REQUIRED TASK:
Which lines contain the word "document"? Return each of them as written.

Stored records:
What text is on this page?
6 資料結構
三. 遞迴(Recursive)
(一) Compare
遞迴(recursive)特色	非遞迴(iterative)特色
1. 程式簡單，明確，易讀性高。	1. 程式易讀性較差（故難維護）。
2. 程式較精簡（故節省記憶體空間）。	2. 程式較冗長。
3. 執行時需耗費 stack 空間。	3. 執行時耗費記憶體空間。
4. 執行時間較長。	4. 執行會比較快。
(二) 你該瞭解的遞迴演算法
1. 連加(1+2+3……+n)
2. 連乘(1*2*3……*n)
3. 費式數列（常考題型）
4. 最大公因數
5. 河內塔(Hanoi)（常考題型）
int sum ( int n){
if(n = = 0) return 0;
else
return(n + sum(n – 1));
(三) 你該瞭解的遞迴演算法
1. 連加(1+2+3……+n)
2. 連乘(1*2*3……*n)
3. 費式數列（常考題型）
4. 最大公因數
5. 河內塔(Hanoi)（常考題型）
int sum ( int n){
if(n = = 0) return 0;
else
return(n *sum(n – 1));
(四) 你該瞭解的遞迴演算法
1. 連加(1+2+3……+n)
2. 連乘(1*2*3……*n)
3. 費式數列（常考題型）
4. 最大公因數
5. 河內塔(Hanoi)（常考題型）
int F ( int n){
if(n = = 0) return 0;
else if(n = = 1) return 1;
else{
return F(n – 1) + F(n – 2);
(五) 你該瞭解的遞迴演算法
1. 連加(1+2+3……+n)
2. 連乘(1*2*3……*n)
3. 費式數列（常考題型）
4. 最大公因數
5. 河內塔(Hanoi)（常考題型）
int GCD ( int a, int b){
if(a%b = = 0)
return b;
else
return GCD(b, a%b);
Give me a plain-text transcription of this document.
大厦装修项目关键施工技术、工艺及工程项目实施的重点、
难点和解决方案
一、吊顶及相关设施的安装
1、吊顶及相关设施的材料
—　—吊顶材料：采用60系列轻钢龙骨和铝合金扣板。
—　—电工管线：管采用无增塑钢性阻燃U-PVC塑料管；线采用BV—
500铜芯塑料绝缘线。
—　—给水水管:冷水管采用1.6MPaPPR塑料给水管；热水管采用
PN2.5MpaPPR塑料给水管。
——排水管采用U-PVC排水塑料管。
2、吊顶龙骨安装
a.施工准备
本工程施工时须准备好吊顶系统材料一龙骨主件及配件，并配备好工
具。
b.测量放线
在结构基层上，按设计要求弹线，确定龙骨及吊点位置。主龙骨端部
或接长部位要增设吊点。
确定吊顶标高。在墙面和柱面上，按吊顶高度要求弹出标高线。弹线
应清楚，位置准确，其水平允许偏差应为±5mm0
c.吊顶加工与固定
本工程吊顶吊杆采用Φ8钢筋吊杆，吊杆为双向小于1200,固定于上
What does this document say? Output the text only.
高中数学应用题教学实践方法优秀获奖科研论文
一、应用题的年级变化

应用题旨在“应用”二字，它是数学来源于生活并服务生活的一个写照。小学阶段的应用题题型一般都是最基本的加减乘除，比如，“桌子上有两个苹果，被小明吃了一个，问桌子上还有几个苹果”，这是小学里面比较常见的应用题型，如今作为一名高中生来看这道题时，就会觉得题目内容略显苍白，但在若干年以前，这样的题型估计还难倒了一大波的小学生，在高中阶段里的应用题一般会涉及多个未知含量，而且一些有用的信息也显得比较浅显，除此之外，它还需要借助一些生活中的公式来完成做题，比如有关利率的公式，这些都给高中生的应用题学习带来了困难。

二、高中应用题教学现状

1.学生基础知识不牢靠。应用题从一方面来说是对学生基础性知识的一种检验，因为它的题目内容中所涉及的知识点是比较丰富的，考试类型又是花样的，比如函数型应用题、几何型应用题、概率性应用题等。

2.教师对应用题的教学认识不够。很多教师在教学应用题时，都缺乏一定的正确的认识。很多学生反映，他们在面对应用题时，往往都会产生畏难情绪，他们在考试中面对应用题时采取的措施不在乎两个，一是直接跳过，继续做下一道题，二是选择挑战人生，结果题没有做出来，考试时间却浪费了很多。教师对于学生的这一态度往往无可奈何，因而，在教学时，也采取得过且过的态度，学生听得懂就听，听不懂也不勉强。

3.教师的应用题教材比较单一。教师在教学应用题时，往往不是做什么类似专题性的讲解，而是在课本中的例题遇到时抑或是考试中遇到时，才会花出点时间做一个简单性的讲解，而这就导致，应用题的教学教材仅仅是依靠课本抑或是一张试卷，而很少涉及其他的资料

EXERCISE OUTPUT:
Give me a plain-text transcription of this document.
What does this document say? Output the text only.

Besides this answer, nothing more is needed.